## [Exercise objective]
Using the material below, work out how many lines contain the word "signed". Reply with the number and nothing more.

Stored data
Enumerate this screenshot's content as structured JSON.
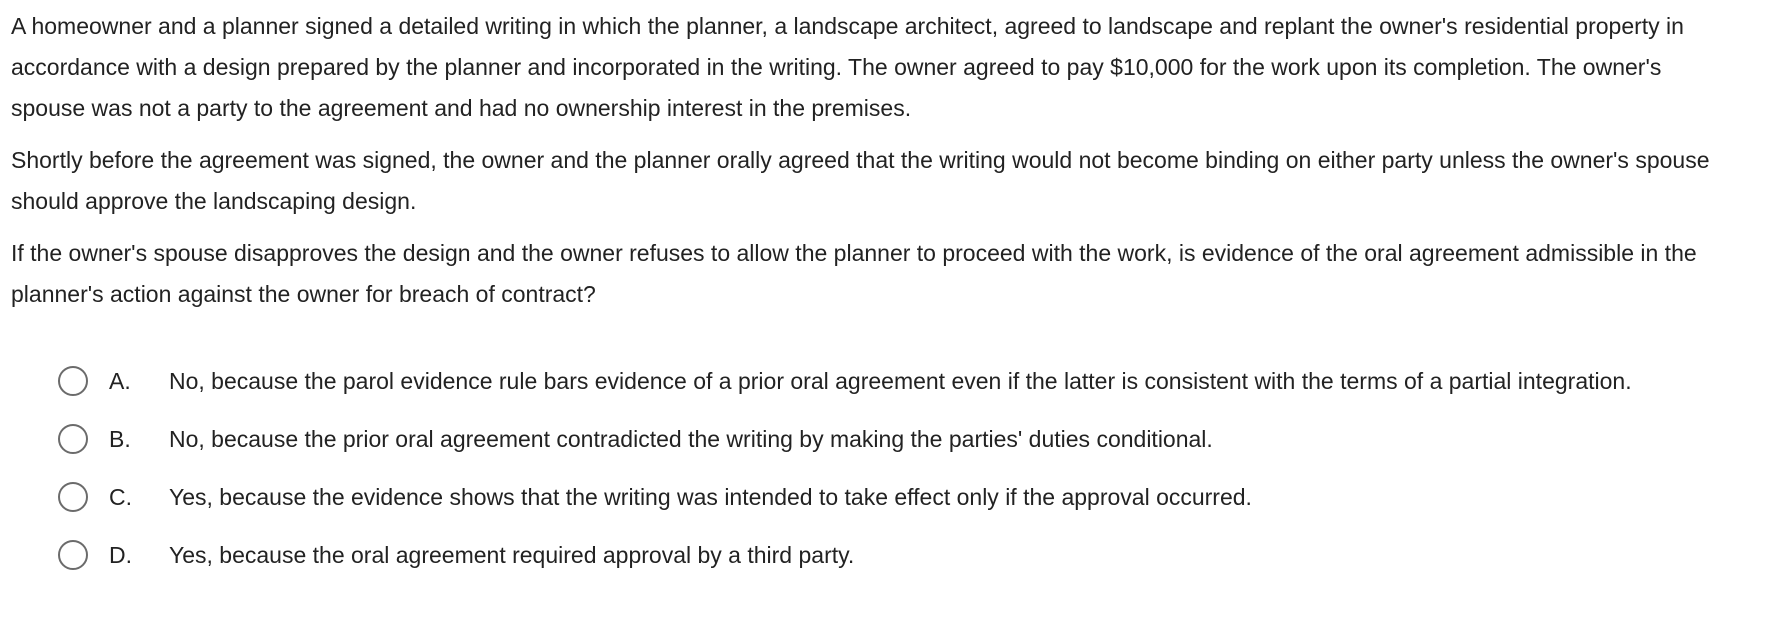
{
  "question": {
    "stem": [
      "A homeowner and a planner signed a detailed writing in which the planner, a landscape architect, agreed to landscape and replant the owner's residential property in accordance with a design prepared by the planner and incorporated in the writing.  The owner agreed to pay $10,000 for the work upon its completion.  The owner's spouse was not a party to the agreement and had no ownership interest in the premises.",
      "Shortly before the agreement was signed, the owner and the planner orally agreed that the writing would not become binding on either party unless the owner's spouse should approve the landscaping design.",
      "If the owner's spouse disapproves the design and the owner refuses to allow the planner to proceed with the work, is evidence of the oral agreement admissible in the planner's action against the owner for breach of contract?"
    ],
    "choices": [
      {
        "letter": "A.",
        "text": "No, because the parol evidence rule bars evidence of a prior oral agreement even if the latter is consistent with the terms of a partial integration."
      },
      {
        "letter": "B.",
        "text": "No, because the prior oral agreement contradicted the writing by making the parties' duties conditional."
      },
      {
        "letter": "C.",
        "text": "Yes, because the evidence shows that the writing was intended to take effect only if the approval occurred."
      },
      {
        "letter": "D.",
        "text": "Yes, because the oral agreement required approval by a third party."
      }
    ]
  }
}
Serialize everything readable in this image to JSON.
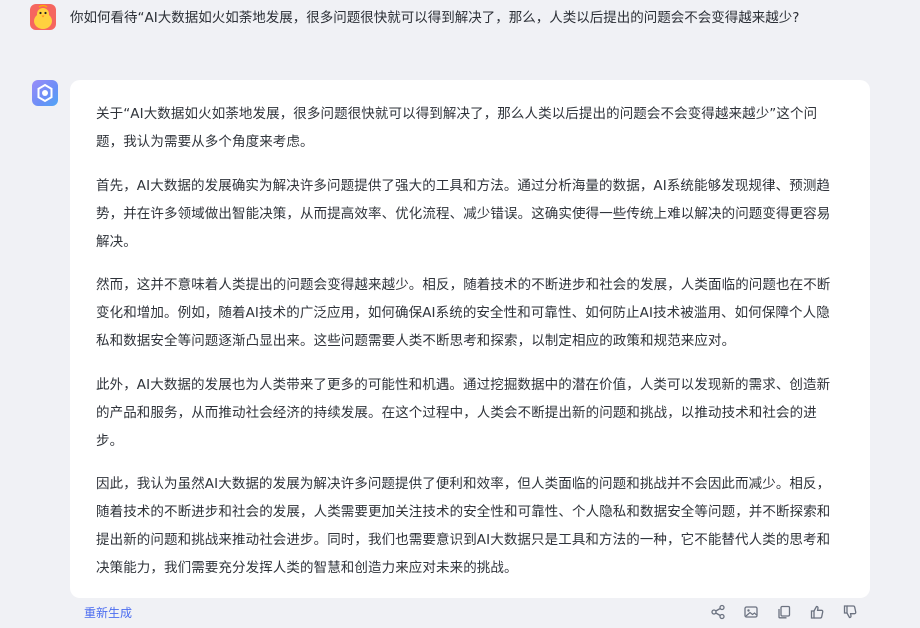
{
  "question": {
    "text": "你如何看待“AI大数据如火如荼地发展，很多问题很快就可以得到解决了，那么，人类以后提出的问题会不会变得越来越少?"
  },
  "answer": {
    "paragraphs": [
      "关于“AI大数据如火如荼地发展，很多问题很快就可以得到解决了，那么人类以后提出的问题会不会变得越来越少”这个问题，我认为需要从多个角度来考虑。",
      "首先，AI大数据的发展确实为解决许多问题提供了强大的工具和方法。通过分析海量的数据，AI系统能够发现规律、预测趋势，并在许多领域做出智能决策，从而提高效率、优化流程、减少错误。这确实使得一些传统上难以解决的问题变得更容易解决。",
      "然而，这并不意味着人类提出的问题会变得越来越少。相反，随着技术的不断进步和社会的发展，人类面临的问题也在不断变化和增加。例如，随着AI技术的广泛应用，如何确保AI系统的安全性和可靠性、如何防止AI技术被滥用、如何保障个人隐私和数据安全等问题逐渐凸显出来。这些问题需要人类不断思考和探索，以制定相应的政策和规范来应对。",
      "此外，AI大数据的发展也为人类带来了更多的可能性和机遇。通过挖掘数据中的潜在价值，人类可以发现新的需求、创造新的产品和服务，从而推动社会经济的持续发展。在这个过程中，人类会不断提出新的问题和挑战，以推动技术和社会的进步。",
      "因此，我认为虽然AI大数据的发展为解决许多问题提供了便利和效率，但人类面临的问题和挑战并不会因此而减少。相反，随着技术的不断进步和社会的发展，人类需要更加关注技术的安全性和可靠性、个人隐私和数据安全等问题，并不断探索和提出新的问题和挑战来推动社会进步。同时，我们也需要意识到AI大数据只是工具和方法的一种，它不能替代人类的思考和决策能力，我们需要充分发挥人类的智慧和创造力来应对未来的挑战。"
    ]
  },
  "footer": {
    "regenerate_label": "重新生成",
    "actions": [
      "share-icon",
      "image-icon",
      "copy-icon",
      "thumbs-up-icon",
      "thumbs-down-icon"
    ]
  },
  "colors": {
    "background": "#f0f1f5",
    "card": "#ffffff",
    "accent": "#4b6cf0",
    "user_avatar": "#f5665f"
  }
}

## [The answer]
2